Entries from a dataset
+---+

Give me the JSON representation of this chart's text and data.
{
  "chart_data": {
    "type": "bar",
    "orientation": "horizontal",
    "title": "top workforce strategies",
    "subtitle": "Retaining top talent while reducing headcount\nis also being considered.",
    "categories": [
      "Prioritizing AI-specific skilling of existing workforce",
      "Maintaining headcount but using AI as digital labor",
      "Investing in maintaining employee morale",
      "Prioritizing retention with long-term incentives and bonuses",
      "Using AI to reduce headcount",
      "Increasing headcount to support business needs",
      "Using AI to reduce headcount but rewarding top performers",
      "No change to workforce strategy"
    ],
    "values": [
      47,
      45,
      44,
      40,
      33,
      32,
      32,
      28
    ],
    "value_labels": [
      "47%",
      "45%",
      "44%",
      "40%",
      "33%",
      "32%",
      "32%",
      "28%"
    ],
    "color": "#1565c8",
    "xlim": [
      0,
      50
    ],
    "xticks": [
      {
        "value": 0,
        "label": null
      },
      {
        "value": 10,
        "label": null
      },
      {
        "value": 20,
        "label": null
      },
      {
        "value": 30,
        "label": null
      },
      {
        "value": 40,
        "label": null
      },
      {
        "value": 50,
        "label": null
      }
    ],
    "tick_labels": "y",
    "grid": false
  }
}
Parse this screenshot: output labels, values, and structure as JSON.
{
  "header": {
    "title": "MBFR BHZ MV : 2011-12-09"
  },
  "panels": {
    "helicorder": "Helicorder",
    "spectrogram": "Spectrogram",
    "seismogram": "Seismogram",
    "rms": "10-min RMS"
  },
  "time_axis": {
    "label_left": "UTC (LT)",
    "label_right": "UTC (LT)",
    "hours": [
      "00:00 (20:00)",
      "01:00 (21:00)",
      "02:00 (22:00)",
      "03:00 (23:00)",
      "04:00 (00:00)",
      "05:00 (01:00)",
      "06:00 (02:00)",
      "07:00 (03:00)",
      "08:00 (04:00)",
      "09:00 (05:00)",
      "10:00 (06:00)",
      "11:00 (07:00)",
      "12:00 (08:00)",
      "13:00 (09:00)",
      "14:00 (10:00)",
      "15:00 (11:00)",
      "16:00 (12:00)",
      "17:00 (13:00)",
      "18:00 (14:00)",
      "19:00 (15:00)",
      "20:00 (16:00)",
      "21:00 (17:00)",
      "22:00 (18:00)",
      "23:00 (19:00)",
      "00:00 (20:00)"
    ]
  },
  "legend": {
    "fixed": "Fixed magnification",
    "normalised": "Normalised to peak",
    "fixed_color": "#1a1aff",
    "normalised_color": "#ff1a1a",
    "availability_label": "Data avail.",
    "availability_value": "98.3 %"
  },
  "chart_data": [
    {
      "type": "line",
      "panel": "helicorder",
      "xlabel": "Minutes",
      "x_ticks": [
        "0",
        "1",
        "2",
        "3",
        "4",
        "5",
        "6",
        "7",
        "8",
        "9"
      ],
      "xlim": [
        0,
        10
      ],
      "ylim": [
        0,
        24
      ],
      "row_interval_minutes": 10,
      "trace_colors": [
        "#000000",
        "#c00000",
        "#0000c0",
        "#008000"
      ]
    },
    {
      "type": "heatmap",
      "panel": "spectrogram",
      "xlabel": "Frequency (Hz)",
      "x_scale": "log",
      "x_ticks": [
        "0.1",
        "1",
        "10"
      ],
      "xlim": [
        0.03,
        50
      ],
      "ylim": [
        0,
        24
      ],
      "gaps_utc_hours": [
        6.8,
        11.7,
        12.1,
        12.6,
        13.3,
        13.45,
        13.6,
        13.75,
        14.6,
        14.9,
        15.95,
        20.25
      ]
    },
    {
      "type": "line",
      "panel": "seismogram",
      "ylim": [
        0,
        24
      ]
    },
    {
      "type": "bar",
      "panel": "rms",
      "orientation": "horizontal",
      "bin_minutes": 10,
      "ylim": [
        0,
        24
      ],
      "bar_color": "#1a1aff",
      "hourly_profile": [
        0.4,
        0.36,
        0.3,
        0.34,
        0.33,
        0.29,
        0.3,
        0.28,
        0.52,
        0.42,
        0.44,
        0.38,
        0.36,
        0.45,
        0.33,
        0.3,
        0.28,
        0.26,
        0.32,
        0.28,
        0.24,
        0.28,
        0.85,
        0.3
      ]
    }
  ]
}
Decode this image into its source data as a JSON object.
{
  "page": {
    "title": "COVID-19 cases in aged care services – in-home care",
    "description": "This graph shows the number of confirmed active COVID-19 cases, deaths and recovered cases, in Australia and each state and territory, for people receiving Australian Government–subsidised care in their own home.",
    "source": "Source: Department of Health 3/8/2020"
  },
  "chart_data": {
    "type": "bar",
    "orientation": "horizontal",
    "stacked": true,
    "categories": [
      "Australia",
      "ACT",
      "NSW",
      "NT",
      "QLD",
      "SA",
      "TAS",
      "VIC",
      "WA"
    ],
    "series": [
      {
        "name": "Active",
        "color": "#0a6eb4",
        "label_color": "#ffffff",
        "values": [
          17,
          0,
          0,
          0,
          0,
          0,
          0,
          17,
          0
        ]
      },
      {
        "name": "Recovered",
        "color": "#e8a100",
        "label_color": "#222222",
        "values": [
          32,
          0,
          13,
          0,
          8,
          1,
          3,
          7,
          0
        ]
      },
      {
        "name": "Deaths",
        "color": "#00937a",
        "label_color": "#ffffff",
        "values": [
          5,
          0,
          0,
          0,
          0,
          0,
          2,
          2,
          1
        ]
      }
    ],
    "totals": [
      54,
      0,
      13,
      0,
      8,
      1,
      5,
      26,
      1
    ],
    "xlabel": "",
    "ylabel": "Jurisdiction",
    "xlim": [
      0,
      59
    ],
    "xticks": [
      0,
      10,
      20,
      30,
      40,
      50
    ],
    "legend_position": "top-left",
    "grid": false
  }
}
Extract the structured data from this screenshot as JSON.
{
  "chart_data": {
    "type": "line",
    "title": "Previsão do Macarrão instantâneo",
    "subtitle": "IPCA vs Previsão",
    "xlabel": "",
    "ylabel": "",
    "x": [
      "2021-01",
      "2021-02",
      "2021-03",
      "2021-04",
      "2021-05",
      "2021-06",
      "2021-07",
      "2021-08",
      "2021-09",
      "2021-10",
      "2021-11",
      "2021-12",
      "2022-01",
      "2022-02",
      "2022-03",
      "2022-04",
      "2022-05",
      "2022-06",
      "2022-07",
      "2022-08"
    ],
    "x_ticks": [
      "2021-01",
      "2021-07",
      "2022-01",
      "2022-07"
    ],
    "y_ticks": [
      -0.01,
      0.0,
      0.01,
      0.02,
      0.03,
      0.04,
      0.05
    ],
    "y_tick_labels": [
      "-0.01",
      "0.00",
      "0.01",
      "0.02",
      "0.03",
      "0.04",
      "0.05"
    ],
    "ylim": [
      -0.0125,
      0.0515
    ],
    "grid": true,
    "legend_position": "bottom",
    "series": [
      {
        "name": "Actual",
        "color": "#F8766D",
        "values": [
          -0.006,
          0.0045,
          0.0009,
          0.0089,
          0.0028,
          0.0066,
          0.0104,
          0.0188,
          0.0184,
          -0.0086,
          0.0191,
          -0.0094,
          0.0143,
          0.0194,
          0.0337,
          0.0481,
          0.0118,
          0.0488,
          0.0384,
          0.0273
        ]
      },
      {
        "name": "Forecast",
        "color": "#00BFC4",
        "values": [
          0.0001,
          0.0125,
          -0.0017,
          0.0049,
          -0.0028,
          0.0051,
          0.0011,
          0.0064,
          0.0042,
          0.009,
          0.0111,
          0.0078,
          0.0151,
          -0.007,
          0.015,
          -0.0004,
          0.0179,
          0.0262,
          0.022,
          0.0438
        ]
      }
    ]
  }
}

+---+

Your answer should be a single number: the count of lines in the entries that contain the word "xlabel".

= Problem solution =
4